Text extract:
......

Table of Contents
Network Analysis
- Section 2 of the network mapping paper
Other sections:
It has become fashionable to talk of networks of organisations, people, computers, transport and so on. In organisations there is talk of being more “networky” and getting away from the older more hierarchical ways of doing things. Conferences are organised around “networking” both formal and informal.
Yet, the more that you listen to this network talk the more you realise that people mean very different things by the term “network”. The purpose of this paper is to explore what network thinking means and how networks can be mapped and analysed.
Why is this important and useful? The structure of a network will affect how influence and information is distributed. Certain members will be potentially more influential because of their position in the network. Mapping the network can give guidance on the easiest ways to distribute information, the links that should be there to improve the network, how to avoid bottlenecking and so on. Such network maps are used by commercial and government organisations to plot situations as divers as:
- Structures of trust, advice and communication within an organisation or group of organisations
- Planning the development of network
- Improving the functioning of project teams
- Mapping communities of interest or expertise
- Identifying centres of expertise
- Indicating key organisations and links to encourage community cohesion
What is a network?
The first thing to be said is that a network is not a list. The term implies a set of connections between its members. These connections may consist of flows of information, power, money and so on, but the implication is that an influence of some sort is passing from one to the other.

......

Listing:
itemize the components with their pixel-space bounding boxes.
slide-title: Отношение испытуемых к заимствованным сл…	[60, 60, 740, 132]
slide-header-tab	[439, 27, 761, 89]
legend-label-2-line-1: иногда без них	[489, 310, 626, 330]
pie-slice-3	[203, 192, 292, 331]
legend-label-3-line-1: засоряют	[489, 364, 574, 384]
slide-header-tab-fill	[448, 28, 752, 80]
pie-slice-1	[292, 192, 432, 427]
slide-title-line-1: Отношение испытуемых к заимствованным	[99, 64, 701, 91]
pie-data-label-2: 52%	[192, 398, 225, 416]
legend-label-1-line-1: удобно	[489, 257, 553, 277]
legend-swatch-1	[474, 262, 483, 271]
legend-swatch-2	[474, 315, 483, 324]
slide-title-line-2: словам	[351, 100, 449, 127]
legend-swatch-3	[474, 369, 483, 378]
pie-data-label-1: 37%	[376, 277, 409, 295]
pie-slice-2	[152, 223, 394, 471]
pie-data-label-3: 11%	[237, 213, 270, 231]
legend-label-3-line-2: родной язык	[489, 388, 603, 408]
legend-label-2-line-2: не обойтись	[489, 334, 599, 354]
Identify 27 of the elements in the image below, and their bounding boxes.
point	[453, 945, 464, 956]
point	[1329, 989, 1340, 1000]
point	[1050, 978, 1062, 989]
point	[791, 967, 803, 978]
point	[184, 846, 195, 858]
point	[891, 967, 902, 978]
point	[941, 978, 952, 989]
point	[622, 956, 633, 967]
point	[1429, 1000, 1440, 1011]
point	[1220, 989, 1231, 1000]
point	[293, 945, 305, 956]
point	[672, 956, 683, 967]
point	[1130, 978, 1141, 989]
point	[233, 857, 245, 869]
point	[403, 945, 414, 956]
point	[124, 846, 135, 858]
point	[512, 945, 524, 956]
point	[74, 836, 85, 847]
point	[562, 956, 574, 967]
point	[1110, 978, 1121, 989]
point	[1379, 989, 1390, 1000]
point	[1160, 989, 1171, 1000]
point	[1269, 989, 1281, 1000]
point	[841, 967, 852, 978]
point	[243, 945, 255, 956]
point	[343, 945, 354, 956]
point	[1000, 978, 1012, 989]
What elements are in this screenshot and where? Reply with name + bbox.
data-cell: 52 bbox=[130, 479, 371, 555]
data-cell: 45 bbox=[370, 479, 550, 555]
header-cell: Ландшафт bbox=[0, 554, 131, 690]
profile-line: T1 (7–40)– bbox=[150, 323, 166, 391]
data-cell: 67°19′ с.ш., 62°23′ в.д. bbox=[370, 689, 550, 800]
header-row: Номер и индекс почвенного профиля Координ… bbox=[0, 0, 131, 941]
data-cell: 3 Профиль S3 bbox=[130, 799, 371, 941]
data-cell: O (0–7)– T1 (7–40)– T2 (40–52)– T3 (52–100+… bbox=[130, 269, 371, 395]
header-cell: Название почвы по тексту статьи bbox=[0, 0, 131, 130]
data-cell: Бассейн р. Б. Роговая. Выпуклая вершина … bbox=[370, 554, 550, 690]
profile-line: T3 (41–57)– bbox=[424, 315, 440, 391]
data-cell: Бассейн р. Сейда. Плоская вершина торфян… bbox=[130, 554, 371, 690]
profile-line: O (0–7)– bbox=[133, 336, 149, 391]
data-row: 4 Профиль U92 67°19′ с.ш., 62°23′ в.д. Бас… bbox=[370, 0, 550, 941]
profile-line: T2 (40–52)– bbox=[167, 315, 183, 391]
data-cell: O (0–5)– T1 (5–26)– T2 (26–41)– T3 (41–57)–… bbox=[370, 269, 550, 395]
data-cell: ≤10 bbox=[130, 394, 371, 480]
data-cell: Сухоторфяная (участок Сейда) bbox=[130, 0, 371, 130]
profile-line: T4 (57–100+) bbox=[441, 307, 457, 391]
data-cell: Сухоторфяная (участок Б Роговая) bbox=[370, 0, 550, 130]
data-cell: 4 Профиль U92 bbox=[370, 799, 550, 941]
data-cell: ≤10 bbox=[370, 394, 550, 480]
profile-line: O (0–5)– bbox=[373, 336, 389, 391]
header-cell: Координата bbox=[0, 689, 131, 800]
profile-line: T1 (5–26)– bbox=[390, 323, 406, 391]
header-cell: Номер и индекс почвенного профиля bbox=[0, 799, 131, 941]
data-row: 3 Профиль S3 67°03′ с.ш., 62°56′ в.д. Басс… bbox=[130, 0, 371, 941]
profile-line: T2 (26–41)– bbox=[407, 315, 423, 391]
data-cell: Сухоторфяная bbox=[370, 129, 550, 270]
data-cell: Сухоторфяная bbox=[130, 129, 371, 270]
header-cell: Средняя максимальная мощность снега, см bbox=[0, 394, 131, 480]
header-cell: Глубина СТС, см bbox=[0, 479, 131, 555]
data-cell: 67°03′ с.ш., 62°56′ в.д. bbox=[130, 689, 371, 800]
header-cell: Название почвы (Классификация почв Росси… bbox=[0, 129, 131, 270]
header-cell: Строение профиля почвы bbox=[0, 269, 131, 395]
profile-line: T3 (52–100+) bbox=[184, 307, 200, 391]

......

Requirements:
a) List every situation that the network analysis text says commercial and government organisations use network maps to plot.
b) Please extend the network analysis text with what would follow its final sentence.

The replies:
a)
- Structures of trust, advice and communication within an organisation or group of organisations
- Planning the development of network
- Improving the functioning of project teams
- Mapping communities of interest or expertise
- Identifying centres of expertise
- Indicating key organisations and links to encourage community cohesion

b)
Networks can be dense or sparse - meaning that the number of connections is great or small. The total number of possible connections in any a group of members of size n is given by the formula:
n x (n - 1) / 2
Thus, a network of 10 members has a total of 45 possible connections. The density of a network can be measured by comparing the number of actual links with number of possible links and expressing this as a percentage. However this measure should be used with care. The number of possible links increases dramatically with the number of nodes. In any real world network there will be a natural limit on the number of connections that any node may be able handle. Thus large networks will show much lower densities than small so of different size can’t be compared used such a density measure. A better gauge of density is the average number of connections per node as this can be applied across all scales.
For all the members to be connected into a network structure the number of links must be at least n - 1. Research shows that the best connected organisations are arranged so that any member can connect to another within three steps.
Measuring Centrality
A key concept in the analysis of networks is centrality which holds that nodes in a network will have influence because of their position. There are several types of centrality. The following examples show the “kite” diagram developed by Professor David Krackhardt of Carnegie Mellon University to illustrate some of the basic properties of networks. Ten people make up the network and they are related in ways shown by the linking lines. Darker shading indicates how members score under various network measures.
Figure 1 - Degree Centrality is a measure of how many connections members have. In the diagram below, Diane has six connections. Fernando and Garth have 4. Carol, Andre, Beverly, Ed and Heather have 3. Ike has 2 and Jane has 1. Diane has the top degree centrality score.
Figure 2 - Closeness Centrality refers to the way that influence is spread through the network. In the diagram below, Fernando and Garth share the top score. Both Heather and Diane are next most influential followed by Andre and Beverly, then Carol and Ed with Ike and then Jane who is the least influential. It indicates their potential for influence because of their position in the network.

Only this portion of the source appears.